▸ **Challenge**: Extract the lines that hold the string "text".
^^^^^^^^^^^^^^^^
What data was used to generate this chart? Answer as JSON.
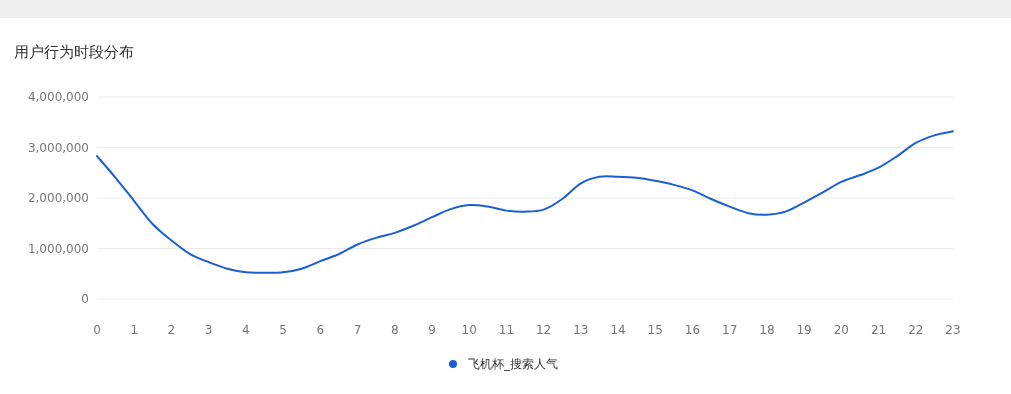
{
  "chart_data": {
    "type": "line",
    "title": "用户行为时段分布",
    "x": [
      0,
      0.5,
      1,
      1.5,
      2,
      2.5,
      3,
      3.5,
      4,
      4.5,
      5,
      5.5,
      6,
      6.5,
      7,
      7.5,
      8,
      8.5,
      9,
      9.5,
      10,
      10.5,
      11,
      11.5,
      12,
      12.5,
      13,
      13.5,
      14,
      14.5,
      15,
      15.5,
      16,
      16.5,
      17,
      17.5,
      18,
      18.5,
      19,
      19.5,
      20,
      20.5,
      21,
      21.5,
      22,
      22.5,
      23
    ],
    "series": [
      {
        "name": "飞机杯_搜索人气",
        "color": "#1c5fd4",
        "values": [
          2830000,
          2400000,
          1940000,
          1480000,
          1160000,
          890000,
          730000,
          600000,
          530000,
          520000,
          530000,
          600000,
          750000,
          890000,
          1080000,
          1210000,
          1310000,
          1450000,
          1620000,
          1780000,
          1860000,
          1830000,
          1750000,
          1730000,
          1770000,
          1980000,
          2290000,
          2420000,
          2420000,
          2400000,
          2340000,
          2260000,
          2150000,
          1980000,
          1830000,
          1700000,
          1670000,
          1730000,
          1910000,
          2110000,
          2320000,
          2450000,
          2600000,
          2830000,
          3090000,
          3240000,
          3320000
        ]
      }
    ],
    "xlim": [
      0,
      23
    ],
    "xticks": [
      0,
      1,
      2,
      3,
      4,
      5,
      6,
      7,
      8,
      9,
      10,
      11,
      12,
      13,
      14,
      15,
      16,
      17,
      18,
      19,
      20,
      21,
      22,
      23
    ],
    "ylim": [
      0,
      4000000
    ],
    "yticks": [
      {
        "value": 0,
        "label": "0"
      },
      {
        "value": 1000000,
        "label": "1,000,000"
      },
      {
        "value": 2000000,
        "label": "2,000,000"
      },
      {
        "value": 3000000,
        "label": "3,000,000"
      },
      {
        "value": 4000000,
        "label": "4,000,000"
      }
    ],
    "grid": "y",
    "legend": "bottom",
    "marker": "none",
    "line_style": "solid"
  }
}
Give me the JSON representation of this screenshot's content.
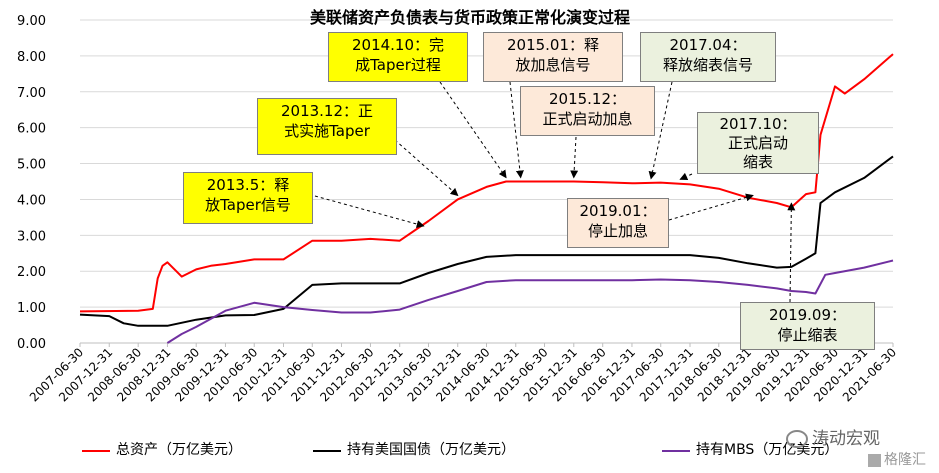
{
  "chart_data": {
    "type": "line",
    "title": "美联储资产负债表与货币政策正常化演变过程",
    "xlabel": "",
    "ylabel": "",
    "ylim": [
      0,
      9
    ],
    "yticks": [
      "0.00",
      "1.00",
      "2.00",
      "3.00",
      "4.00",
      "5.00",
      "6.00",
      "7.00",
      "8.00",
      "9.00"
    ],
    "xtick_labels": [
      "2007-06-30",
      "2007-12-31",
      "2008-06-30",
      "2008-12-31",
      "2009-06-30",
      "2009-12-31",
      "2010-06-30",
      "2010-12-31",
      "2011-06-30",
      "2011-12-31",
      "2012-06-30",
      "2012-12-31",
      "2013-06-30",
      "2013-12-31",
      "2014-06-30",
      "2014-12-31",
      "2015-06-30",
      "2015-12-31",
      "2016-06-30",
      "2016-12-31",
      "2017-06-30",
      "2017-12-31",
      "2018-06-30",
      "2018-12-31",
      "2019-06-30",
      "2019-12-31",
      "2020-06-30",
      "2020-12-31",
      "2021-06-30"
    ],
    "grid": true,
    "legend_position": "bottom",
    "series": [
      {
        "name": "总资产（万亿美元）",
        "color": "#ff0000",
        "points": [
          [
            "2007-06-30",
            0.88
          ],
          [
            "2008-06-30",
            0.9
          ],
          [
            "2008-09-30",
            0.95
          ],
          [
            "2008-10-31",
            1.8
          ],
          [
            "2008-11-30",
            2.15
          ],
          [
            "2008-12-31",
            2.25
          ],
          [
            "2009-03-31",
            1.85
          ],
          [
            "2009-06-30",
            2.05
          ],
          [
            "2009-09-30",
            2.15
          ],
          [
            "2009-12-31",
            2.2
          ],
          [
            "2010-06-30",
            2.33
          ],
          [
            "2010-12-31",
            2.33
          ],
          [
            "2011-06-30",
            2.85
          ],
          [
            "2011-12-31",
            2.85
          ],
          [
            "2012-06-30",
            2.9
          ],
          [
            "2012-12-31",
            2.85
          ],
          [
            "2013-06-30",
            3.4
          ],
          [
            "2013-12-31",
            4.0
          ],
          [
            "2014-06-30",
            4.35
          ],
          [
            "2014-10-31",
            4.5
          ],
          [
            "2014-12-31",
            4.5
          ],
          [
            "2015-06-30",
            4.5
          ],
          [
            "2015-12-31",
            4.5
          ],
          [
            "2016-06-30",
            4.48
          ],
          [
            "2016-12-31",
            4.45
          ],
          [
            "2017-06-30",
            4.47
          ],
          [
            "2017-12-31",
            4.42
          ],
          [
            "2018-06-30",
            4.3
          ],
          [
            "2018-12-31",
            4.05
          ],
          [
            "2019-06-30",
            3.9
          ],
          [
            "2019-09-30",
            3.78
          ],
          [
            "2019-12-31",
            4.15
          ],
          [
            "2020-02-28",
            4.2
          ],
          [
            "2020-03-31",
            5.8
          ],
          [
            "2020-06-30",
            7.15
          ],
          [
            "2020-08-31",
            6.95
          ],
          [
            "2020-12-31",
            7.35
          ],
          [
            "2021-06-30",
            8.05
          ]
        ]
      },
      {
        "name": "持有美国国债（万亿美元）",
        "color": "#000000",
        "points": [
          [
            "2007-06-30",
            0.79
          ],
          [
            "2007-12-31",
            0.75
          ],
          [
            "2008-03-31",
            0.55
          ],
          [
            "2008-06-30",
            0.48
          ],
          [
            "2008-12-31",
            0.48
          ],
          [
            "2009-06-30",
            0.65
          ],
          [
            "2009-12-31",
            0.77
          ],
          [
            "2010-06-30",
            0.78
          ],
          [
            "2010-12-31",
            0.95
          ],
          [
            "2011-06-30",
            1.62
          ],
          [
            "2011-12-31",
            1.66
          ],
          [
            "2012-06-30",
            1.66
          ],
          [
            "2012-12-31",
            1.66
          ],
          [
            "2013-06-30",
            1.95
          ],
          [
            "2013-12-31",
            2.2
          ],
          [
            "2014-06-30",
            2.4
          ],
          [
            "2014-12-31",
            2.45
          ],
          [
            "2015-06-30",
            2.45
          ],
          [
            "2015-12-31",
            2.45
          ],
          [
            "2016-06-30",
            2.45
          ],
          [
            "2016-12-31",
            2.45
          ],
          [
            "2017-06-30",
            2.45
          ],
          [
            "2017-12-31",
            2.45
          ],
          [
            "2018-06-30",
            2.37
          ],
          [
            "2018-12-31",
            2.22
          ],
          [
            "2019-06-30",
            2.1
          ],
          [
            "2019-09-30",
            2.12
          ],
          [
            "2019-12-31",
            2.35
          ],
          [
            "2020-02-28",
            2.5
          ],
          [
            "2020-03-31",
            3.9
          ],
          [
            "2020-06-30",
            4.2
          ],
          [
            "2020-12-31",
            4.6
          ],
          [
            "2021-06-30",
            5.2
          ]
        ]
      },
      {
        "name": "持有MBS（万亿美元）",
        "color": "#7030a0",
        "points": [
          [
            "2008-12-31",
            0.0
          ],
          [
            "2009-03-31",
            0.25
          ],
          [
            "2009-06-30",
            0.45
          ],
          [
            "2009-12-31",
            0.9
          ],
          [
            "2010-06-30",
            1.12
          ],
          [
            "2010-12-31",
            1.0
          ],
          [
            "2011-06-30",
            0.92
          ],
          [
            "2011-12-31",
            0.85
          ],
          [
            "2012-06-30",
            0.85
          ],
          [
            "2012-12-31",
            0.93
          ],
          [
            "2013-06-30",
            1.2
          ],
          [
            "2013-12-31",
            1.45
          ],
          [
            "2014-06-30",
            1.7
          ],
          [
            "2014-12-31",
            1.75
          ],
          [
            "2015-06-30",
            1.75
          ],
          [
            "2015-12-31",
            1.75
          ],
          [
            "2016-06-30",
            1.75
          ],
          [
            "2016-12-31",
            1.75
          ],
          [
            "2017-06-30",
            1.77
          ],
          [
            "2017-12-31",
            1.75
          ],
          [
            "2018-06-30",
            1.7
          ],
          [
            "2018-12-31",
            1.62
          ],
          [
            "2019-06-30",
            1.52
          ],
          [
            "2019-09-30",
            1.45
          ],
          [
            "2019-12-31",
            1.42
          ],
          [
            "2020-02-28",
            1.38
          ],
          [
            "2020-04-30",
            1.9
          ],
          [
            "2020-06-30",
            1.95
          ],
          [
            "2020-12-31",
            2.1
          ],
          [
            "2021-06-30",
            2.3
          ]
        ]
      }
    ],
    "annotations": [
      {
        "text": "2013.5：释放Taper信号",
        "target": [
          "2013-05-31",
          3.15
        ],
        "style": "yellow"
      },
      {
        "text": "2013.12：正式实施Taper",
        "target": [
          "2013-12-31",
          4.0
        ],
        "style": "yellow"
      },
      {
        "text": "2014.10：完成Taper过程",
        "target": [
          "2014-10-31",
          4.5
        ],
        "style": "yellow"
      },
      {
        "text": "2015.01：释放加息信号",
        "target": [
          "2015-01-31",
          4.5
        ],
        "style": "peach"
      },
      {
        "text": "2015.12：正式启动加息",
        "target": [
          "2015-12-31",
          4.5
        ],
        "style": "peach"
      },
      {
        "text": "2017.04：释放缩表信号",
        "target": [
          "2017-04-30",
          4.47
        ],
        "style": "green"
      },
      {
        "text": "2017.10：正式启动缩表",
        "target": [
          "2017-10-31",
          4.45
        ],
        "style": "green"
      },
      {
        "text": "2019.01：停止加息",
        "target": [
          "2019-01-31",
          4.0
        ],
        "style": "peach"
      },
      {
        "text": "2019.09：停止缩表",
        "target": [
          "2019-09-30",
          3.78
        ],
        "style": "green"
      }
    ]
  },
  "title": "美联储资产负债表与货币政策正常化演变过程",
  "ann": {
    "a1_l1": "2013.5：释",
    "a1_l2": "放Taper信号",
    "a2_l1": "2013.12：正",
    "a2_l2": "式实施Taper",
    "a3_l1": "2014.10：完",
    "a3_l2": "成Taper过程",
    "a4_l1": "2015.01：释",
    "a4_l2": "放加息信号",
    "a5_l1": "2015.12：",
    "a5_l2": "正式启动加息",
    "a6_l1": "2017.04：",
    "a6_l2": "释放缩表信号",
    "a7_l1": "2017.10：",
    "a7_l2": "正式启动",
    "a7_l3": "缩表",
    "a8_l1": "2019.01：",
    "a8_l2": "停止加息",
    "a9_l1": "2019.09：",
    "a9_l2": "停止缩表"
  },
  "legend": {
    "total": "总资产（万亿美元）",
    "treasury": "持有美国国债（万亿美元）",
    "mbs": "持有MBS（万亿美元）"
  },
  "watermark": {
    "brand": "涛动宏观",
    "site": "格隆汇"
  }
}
^^^^^^^^^^^^^^^^
▸ **Result for this task**:
        "text": "2013.5：释放Taper信号",
        "text": "2013.12：正式实施Taper",
        "text": "2014.10：完成Taper过程",
        "text": "2015.01：释放加息信号",
        "text": "2015.12：正式启动加息",
        "text": "2017.04：释放缩表信号",
        "text": "2017.10：正式启动缩表",
        "text": "2019.01：停止加息",
        "text": "2019.09：停止缩表",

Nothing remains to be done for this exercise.